[Records that describe figures]
========================

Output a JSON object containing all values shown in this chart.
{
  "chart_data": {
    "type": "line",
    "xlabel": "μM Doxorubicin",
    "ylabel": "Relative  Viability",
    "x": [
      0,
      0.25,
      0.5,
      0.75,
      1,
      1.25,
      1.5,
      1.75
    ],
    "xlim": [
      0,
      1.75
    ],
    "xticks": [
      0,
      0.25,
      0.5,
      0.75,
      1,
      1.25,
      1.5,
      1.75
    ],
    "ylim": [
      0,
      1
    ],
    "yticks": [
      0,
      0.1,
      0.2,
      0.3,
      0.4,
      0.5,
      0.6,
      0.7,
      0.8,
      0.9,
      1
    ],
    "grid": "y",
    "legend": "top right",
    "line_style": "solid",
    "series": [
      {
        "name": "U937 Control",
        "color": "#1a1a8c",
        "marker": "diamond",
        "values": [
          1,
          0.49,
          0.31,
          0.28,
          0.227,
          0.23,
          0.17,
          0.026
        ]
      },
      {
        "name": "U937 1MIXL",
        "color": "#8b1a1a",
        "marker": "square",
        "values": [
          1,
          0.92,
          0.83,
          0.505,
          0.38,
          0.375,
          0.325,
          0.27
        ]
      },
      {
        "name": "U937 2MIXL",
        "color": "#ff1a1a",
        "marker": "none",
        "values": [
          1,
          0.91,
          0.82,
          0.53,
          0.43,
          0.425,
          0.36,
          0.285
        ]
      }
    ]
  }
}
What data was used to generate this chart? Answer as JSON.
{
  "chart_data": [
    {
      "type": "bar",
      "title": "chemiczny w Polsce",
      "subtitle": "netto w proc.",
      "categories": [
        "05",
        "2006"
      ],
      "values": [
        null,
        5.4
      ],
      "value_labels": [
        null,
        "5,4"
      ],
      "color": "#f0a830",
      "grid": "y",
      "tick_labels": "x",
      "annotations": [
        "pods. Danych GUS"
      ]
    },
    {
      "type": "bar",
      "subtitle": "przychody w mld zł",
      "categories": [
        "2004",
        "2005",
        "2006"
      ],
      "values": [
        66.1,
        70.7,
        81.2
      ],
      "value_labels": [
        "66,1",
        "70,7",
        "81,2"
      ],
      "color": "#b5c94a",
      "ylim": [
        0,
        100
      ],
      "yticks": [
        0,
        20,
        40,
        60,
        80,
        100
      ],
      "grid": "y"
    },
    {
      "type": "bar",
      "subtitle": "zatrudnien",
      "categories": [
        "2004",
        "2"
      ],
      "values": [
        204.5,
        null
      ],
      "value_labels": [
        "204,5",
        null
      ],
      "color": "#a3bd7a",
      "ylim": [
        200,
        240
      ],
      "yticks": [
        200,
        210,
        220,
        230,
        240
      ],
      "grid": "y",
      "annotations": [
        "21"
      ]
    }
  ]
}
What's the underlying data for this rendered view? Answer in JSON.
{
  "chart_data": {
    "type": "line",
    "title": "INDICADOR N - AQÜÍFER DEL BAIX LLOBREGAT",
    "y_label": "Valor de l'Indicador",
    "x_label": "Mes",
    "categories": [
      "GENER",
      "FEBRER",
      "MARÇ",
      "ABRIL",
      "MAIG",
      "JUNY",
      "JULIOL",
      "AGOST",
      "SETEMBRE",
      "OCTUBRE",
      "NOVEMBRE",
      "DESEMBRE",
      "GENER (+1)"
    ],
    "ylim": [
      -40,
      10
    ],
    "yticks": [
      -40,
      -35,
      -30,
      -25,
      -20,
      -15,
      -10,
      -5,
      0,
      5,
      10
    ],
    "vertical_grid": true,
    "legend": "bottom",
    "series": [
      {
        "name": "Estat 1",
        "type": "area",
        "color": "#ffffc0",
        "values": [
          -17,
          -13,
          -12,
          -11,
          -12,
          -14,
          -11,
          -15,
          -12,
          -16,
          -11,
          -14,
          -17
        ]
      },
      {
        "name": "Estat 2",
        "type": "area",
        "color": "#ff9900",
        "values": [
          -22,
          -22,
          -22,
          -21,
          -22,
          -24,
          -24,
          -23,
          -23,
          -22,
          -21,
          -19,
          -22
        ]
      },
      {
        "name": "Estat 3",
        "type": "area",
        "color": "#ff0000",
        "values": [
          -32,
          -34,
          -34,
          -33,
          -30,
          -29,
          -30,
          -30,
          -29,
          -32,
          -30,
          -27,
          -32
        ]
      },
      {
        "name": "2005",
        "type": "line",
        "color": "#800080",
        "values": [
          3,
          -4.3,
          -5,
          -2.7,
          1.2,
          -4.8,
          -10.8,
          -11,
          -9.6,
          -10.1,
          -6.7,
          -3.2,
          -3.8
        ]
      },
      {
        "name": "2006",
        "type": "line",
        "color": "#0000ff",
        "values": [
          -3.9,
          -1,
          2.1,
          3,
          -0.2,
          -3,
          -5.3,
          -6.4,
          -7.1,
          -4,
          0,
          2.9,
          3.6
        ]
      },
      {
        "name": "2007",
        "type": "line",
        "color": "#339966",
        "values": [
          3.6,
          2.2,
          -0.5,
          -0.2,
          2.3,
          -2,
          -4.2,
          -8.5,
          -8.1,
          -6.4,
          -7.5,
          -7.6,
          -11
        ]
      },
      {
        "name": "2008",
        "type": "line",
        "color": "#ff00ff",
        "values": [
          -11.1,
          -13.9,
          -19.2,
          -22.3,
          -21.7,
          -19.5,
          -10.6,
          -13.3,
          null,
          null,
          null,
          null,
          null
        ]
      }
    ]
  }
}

========================

Recopy the entries above in their entirety, exactly.

» Exercise solution
Output a JSON object containing all values shown in this chart.
{
  "chart_data": {
    "type": "line",
    "xlabel": "μM Doxorubicin",
    "ylabel": "Relative  Viability",
    "x": [
      0,
      0.25,
      0.5,
      0.75,
      1,
      1.25,
      1.5,
      1.75
    ],
    "xlim": [
      0,
      1.75
    ],
    "xticks": [
      0,
      0.25,
      0.5,
      0.75,
      1,
      1.25,
      1.5,
      1.75
    ],
    "ylim": [
      0,
      1
    ],
    "yticks": [
      0,
      0.1,
      0.2,
      0.3,
      0.4,
      0.5,
      0.6,
      0.7,
      0.8,
      0.9,
      1
    ],
    "grid": "y",
    "legend": "top right",
    "line_style": "solid",
    "series": [
      {
        "name": "U937 Control",
        "color": "#1a1a8c",
        "marker": "diamond",
        "values": [
          1,
          0.49,
          0.31,
          0.28,
          0.227,
          0.23,
          0.17,
          0.026
        ]
      },
      {
        "name": "U937 1MIXL",
        "color": "#8b1a1a",
        "marker": "square",
        "values": [
          1,
          0.92,
          0.83,
          0.505,
          0.38,
          0.375,
          0.325,
          0.27
        ]
      },
      {
        "name": "U937 2MIXL",
        "color": "#ff1a1a",
        "marker": "none",
        "values": [
          1,
          0.91,
          0.82,
          0.53,
          0.43,
          0.425,
          0.36,
          0.285
        ]
      }
    ]
  }
}
What data was used to generate this chart? Answer as JSON.
{
  "chart_data": [
    {
      "type": "bar",
      "title": "chemiczny w Polsce",
      "subtitle": "netto w proc.",
      "categories": [
        "05",
        "2006"
      ],
      "values": [
        null,
        5.4
      ],
      "value_labels": [
        null,
        "5,4"
      ],
      "color": "#f0a830",
      "grid": "y",
      "tick_labels": "x",
      "annotations": [
        "pods. Danych GUS"
      ]
    },
    {
      "type": "bar",
      "subtitle": "przychody w mld zł",
      "categories": [
        "2004",
        "2005",
        "2006"
      ],
      "values": [
        66.1,
        70.7,
        81.2
      ],
      "value_labels": [
        "66,1",
        "70,7",
        "81,2"
      ],
      "color": "#b5c94a",
      "ylim": [
        0,
        100
      ],
      "yticks": [
        0,
        20,
        40,
        60,
        80,
        100
      ],
      "grid": "y"
    },
    {
      "type": "bar",
      "subtitle": "zatrudnien",
      "categories": [
        "2004",
        "2"
      ],
      "values": [
        204.5,
        null
      ],
      "value_labels": [
        "204,5",
        null
      ],
      "color": "#a3bd7a",
      "ylim": [
        200,
        240
      ],
      "yticks": [
        200,
        210,
        220,
        230,
        240
      ],
      "grid": "y",
      "annotations": [
        "21"
      ]
    }
  ]
}
What's the underlying data for this rendered view? Answer in JSON.
{
  "chart_data": {
    "type": "line",
    "title": "INDICADOR N - AQÜÍFER DEL BAIX LLOBREGAT",
    "y_label": "Valor de l'Indicador",
    "x_label": "Mes",
    "categories": [
      "GENER",
      "FEBRER",
      "MARÇ",
      "ABRIL",
      "MAIG",
      "JUNY",
      "JULIOL",
      "AGOST",
      "SETEMBRE",
      "OCTUBRE",
      "NOVEMBRE",
      "DESEMBRE",
      "GENER (+1)"
    ],
    "ylim": [
      -40,
      10
    ],
    "yticks": [
      -40,
      -35,
      -30,
      -25,
      -20,
      -15,
      -10,
      -5,
      0,
      5,
      10
    ],
    "vertical_grid": true,
    "legend": "bottom",
    "series": [
      {
        "name": "Estat 1",
        "type": "area",
        "color": "#ffffc0",
        "values": [
          -17,
          -13,
          -12,
          -11,
          -12,
          -14,
          -11,
          -15,
          -12,
          -16,
          -11,
          -14,
          -17
        ]
      },
      {
        "name": "Estat 2",
        "type": "area",
        "color": "#ff9900",
        "values": [
          -22,
          -22,
          -22,
          -21,
          -22,
          -24,
          -24,
          -23,
          -23,
          -22,
          -21,
          -19,
          -22
        ]
      },
      {
        "name": "Estat 3",
        "type": "area",
        "color": "#ff0000",
        "values": [
          -32,
          -34,
          -34,
          -33,
          -30,
          -29,
          -30,
          -30,
          -29,
          -32,
          -30,
          -27,
          -32
        ]
      },
      {
        "name": "2005",
        "type": "line",
        "color": "#800080",
        "values": [
          3,
          -4.3,
          -5,
          -2.7,
          1.2,
          -4.8,
          -10.8,
          -11,
          -9.6,
          -10.1,
          -6.7,
          -3.2,
          -3.8
        ]
      },
      {
        "name": "2006",
        "type": "line",
        "color": "#0000ff",
        "values": [
          -3.9,
          -1,
          2.1,
          3,
          -0.2,
          -3,
          -5.3,
          -6.4,
          -7.1,
          -4,
          0,
          2.9,
          3.6
        ]
      },
      {
        "name": "2007",
        "type": "line",
        "color": "#339966",
        "values": [
          3.6,
          2.2,
          -0.5,
          -0.2,
          2.3,
          -2,
          -4.2,
          -8.5,
          -8.1,
          -6.4,
          -7.5,
          -7.6,
          -11
        ]
      },
      {
        "name": "2008",
        "type": "line",
        "color": "#ff00ff",
        "values": [
          -11.1,
          -13.9,
          -19.2,
          -22.3,
          -21.7,
          -19.5,
          -10.6,
          -13.3,
          null,
          null,
          null,
          null,
          null
        ]
      }
    ]
  }
}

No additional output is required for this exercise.